[Some records]
┌──

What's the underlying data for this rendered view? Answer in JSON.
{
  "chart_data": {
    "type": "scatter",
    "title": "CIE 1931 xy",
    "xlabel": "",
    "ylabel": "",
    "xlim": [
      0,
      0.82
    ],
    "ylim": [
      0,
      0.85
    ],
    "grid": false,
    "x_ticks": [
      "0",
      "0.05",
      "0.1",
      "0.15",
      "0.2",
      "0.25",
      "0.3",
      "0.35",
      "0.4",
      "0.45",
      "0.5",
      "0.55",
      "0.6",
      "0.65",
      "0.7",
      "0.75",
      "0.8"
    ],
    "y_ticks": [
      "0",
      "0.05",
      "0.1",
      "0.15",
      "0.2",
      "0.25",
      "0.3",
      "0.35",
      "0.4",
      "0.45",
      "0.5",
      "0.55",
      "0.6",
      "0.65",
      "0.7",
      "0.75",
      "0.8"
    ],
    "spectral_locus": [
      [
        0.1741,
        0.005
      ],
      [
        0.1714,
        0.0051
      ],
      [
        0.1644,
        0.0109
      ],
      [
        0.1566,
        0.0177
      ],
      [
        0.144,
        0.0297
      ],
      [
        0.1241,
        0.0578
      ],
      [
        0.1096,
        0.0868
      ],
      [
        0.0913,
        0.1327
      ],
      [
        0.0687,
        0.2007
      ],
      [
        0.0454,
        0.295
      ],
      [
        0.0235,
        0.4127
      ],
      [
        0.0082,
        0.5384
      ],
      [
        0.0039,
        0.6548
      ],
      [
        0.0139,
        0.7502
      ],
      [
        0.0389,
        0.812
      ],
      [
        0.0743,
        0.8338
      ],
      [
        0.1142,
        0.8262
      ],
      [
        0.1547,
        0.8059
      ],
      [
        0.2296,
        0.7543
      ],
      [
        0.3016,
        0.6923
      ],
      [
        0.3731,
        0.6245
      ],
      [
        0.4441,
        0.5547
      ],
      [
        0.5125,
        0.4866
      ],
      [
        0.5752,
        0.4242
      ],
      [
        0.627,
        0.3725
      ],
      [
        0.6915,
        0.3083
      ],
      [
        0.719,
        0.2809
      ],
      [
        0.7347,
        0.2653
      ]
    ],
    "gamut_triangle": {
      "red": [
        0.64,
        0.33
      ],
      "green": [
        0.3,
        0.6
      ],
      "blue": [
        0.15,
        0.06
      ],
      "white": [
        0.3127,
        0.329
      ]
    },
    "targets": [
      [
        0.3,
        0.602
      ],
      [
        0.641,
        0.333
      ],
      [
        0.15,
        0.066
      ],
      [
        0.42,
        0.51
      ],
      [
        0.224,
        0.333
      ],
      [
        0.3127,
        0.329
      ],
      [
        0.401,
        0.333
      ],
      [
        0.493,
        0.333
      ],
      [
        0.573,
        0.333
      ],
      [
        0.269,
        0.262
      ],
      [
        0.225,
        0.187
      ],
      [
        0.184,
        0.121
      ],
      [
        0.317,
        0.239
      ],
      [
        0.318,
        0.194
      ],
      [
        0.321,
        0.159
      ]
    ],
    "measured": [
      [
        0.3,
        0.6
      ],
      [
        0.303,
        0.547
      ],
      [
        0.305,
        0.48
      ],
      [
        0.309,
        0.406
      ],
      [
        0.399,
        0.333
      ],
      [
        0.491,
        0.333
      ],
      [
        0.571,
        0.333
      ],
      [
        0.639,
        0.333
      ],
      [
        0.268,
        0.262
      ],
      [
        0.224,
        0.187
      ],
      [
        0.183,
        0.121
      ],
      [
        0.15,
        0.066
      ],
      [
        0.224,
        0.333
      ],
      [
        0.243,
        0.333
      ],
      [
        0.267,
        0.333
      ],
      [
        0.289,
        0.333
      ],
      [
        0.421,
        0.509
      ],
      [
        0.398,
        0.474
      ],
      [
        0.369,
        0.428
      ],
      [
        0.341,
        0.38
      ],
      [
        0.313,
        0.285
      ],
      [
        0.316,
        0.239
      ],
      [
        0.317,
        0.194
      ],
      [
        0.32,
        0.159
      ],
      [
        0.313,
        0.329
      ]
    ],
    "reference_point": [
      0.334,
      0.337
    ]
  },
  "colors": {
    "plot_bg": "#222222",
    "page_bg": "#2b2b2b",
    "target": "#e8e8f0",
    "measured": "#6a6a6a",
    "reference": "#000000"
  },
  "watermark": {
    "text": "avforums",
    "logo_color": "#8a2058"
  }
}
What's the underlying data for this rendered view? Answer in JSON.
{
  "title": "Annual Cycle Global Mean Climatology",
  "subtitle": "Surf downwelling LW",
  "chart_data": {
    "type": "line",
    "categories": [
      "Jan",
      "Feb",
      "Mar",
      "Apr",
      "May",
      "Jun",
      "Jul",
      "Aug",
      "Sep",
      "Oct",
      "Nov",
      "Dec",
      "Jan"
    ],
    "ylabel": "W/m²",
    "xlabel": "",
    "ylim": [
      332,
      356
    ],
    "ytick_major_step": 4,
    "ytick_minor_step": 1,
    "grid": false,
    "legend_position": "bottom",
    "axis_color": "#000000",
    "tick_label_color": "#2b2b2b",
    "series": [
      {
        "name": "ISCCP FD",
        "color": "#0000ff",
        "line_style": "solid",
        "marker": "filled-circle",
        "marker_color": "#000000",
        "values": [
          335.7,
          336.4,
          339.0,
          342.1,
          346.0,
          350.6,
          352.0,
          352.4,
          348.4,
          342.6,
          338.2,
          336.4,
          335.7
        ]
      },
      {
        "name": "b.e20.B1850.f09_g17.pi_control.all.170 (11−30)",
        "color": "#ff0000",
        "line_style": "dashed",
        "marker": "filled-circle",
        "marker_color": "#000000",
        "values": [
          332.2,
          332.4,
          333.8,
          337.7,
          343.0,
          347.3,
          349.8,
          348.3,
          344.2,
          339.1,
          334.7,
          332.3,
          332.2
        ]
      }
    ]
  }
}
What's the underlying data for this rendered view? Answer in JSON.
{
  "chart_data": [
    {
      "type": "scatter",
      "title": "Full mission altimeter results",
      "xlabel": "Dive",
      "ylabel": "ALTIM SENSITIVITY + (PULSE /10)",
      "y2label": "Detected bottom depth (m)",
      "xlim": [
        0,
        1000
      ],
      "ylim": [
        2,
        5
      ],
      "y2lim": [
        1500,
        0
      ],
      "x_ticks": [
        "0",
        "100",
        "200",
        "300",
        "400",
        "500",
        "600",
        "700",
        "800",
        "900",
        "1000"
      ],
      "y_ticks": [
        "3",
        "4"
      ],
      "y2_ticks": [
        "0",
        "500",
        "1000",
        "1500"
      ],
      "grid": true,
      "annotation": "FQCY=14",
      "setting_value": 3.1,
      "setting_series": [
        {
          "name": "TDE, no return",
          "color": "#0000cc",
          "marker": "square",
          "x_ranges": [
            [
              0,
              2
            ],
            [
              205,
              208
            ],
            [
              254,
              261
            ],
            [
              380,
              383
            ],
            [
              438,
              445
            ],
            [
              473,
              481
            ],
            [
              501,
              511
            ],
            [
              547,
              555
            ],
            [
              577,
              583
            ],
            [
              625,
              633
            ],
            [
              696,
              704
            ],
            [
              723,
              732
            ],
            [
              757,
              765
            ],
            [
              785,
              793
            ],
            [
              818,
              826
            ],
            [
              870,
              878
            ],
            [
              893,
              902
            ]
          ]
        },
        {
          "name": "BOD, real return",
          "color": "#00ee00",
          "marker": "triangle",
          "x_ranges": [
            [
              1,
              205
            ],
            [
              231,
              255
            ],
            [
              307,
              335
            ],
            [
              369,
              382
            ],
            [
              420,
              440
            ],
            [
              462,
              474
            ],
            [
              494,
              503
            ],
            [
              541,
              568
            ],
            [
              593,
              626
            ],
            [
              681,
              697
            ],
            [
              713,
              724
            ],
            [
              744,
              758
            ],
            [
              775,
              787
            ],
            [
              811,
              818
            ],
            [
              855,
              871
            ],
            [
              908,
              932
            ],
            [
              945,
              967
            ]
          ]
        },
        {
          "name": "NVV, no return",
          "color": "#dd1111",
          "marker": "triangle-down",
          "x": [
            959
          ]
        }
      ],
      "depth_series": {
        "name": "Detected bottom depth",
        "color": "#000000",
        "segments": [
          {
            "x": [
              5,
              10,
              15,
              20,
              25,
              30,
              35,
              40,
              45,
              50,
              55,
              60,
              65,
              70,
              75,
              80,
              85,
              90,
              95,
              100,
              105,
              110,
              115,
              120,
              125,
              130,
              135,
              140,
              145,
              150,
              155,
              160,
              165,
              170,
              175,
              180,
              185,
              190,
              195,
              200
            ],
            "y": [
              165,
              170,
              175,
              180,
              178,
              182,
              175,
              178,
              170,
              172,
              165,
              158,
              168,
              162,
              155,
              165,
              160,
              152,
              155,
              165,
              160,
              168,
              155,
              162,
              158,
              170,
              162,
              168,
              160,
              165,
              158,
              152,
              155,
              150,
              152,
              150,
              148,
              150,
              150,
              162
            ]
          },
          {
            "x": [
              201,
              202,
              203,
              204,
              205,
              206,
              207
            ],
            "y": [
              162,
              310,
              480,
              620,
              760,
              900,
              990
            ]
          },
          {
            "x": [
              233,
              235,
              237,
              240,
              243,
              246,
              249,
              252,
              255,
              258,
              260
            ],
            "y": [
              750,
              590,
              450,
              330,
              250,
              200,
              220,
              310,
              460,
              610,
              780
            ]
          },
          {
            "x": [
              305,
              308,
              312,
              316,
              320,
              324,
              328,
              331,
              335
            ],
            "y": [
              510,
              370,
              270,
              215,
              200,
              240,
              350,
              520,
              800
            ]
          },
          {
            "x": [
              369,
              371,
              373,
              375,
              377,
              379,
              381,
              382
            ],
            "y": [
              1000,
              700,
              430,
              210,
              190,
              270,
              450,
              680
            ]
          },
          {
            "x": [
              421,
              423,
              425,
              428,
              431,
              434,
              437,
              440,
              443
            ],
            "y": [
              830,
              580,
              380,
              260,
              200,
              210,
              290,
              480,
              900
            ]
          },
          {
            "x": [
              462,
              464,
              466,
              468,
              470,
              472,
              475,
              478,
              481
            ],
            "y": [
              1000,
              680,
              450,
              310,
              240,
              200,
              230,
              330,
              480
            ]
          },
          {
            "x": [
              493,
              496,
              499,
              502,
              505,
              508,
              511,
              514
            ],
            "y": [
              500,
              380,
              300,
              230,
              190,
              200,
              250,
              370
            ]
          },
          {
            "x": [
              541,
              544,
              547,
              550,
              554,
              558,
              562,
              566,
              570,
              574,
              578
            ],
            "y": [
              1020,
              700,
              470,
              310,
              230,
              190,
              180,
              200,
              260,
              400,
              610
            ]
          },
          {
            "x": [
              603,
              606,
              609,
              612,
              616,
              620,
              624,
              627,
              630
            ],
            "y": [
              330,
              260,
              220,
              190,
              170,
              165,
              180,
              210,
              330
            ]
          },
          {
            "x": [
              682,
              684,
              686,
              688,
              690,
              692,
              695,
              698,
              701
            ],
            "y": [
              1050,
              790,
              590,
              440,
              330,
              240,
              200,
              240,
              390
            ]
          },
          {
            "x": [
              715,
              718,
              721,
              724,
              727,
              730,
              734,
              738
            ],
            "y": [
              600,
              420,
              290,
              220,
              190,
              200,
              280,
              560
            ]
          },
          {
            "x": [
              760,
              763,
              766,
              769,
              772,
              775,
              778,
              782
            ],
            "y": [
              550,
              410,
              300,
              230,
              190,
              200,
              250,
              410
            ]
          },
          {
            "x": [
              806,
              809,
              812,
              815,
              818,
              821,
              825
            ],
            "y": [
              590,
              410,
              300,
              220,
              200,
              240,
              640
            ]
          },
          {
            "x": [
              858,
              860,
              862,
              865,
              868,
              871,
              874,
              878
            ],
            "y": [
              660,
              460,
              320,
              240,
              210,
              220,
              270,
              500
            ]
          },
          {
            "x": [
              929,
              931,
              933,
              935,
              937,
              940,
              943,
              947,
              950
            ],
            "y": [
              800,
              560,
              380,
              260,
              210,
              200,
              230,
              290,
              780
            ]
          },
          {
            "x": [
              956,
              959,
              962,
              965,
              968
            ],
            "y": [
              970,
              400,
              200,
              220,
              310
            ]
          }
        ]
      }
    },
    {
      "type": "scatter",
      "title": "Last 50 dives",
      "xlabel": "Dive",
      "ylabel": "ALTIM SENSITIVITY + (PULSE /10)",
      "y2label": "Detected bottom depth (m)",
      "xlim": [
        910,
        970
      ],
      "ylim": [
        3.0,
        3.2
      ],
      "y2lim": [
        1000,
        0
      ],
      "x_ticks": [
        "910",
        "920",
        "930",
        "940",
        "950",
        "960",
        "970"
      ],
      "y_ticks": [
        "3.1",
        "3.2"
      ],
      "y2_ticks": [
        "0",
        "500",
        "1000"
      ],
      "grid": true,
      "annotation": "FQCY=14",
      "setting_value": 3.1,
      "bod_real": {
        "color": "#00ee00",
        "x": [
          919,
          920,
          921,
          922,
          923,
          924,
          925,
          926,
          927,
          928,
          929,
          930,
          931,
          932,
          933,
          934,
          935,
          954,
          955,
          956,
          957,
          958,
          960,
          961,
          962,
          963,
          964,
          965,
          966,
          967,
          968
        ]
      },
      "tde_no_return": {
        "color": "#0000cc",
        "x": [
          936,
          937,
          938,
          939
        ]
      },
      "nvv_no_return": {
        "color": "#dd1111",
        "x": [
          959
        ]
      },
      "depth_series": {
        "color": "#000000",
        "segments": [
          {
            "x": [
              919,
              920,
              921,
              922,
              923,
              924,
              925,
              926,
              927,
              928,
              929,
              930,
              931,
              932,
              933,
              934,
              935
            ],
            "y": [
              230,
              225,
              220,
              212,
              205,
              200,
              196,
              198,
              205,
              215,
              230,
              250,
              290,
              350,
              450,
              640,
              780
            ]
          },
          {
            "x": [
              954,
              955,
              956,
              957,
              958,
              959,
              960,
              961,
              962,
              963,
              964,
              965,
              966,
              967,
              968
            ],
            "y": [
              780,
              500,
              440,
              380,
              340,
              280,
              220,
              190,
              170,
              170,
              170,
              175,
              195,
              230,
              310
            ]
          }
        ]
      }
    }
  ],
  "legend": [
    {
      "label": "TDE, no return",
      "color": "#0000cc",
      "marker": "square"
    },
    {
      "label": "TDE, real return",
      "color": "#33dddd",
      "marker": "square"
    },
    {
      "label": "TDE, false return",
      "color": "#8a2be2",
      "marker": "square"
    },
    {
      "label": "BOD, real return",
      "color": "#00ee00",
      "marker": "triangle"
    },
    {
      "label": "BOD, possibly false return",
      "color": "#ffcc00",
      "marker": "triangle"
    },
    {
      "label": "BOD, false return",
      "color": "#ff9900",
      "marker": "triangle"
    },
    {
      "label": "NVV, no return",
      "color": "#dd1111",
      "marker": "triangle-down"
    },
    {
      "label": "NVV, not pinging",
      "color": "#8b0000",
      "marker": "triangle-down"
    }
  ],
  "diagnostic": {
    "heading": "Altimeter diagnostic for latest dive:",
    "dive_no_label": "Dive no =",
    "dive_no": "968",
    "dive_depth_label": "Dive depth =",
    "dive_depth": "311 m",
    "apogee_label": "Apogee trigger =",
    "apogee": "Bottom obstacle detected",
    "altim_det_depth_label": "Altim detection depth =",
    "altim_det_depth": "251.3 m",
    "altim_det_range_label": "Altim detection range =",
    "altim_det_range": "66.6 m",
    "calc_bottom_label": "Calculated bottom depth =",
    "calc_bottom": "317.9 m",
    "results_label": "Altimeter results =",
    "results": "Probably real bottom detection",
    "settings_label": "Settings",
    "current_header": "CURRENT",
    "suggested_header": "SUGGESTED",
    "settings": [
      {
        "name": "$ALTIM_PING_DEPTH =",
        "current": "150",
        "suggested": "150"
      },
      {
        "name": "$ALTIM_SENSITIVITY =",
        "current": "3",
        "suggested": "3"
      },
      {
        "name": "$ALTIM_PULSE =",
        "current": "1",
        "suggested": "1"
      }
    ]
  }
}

└──

Exercise directions.
Every line containing the string "results" must be listed.

The output.
      "title": "Full mission altimeter results",
    "results_label": "Altimeter results =",
    "results": "Probably real bottom detection",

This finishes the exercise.